Information supplied:
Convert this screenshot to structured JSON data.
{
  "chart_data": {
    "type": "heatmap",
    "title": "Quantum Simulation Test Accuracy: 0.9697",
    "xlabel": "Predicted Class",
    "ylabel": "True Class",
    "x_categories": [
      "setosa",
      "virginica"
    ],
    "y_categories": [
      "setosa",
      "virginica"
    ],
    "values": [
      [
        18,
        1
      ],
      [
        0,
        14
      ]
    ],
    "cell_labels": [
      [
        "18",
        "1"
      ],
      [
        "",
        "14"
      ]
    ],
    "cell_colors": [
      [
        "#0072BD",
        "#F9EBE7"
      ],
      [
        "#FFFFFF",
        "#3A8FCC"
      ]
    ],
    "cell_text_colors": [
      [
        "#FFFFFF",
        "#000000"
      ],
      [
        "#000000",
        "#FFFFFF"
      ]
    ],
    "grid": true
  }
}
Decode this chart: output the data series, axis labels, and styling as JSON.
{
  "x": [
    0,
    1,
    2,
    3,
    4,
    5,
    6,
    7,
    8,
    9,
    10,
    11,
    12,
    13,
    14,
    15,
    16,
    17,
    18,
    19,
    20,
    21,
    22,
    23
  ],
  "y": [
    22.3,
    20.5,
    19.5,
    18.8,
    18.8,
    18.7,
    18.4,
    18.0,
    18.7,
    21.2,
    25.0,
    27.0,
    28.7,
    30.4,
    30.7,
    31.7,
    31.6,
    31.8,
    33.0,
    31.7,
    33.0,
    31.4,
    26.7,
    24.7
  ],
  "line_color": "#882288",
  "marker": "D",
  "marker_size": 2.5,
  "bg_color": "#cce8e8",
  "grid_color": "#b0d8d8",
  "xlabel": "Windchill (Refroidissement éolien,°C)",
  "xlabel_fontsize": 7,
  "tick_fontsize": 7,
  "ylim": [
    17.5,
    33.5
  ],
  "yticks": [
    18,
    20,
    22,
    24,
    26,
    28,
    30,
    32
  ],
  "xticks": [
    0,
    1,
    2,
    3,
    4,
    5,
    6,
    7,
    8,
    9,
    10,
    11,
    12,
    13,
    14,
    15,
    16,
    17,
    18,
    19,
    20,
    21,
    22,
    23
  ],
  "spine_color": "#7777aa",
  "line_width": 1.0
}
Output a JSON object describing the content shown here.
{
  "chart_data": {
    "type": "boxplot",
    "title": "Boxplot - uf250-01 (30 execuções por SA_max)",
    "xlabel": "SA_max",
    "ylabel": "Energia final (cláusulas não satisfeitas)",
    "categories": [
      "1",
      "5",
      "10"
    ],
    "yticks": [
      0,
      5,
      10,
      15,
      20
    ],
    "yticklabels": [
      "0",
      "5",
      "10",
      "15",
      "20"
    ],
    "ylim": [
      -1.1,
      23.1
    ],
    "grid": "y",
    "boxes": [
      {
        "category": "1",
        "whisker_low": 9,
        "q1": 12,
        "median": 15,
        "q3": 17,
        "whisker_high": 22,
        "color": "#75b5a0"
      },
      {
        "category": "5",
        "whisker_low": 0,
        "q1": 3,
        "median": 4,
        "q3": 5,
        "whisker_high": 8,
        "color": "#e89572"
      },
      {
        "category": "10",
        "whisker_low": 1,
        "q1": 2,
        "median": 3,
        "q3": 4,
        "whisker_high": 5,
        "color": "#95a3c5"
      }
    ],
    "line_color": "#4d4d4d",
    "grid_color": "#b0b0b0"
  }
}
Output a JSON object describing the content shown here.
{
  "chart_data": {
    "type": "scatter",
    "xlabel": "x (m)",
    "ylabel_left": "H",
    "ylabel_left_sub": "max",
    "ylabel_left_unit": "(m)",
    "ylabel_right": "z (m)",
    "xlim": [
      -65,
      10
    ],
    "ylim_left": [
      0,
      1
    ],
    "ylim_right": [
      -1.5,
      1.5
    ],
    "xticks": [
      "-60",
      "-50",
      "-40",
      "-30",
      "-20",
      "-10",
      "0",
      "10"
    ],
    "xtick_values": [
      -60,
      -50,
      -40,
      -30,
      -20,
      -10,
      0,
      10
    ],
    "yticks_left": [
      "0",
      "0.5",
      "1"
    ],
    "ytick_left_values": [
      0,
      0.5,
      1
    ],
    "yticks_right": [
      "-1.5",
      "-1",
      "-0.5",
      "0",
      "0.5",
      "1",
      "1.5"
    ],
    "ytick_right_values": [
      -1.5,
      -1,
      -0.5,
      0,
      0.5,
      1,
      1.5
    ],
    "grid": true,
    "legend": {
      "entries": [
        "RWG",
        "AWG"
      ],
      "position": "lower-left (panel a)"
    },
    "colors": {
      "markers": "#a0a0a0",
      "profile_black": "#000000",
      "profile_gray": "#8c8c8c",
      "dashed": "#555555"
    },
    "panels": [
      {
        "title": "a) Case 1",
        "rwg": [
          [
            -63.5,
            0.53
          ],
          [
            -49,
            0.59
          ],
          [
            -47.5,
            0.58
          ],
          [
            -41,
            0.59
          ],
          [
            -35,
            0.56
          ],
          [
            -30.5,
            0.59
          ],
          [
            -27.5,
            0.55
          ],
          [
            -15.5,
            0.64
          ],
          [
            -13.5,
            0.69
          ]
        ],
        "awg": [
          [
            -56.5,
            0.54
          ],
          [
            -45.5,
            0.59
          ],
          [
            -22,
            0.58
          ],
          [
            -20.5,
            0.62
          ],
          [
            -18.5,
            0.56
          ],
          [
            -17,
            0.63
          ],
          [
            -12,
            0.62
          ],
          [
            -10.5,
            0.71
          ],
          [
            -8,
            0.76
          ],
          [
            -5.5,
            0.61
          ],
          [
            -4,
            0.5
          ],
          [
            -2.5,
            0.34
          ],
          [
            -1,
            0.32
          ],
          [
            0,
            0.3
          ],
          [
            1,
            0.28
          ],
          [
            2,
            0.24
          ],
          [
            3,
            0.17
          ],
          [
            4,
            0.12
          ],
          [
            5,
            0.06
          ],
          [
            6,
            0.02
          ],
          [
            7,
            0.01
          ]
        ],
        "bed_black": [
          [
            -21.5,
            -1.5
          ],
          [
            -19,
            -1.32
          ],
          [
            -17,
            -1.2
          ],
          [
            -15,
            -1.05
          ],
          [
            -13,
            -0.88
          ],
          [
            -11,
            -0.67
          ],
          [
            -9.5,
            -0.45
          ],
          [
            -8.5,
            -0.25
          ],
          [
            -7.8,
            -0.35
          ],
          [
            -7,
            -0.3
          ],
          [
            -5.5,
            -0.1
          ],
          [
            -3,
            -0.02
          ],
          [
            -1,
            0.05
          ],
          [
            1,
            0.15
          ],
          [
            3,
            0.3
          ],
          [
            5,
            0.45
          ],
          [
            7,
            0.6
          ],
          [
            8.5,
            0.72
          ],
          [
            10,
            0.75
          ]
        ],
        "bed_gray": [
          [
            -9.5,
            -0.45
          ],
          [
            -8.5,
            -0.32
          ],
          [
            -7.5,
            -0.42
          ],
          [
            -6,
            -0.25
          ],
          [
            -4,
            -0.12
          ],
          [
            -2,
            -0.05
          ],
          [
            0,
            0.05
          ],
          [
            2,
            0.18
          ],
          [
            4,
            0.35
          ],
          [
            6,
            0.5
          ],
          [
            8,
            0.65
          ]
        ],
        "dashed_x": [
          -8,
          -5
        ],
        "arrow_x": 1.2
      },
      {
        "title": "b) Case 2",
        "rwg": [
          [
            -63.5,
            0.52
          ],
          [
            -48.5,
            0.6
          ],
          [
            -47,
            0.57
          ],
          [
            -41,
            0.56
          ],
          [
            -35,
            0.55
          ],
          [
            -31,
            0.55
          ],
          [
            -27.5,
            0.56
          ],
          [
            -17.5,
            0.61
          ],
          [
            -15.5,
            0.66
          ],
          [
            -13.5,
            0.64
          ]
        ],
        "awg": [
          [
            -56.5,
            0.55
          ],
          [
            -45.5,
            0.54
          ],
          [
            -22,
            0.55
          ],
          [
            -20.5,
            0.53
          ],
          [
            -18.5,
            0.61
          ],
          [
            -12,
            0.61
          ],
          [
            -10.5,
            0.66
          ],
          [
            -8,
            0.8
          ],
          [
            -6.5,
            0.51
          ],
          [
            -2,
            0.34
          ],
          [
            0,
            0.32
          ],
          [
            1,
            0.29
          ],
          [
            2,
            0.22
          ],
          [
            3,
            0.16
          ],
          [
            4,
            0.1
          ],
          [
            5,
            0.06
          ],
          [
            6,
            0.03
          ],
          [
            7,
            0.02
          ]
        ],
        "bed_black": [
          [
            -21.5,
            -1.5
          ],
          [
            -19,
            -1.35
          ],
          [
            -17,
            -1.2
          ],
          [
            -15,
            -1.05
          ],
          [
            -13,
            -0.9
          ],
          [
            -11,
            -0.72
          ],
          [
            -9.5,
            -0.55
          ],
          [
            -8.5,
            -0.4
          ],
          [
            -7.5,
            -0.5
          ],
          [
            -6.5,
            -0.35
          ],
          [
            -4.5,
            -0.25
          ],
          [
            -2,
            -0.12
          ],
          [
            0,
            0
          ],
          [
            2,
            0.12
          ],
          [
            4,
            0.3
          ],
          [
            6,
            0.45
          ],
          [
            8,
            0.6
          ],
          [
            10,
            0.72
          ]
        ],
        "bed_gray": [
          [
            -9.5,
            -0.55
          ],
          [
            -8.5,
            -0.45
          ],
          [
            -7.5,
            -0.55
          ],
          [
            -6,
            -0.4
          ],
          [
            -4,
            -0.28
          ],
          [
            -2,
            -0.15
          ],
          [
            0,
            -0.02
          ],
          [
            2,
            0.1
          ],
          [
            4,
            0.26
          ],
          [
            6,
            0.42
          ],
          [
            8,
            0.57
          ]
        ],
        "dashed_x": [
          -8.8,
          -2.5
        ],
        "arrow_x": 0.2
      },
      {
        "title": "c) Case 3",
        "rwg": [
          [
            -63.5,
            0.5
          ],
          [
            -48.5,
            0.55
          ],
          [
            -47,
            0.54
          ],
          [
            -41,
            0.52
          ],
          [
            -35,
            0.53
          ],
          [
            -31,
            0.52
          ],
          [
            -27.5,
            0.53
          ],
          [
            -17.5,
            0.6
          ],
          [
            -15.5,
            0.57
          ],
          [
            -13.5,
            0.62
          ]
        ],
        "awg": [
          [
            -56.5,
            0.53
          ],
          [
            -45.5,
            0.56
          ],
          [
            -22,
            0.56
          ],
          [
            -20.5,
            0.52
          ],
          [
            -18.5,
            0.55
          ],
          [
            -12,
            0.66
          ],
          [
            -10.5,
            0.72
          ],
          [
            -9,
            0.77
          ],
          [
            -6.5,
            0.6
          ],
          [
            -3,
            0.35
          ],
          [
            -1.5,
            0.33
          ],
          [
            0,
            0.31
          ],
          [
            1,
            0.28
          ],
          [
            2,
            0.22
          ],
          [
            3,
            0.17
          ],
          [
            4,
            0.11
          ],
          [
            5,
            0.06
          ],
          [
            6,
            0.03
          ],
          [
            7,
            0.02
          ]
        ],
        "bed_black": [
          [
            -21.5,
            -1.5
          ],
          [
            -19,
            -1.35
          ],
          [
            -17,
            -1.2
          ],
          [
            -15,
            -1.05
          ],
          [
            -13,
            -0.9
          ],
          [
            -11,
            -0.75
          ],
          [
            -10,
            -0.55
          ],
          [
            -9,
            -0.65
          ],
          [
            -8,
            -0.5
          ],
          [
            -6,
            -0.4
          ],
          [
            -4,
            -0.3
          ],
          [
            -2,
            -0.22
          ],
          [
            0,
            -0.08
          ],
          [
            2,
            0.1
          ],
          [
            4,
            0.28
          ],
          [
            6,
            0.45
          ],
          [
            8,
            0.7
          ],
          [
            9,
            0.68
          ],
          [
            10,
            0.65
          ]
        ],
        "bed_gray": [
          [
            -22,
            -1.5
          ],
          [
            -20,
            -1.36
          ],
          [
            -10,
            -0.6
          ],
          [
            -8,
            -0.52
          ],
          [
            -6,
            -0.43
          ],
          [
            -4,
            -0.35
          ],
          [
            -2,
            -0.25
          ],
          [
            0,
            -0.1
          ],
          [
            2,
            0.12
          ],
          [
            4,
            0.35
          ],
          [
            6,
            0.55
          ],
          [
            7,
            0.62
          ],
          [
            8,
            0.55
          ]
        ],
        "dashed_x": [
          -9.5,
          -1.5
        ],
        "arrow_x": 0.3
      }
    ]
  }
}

To be done:
Pick out lines containing the word "this", each one as written.

Solution:
Convert this screenshot to structured JSON data.
Decode this chart: output the data series, axis labels, and styling as JSON.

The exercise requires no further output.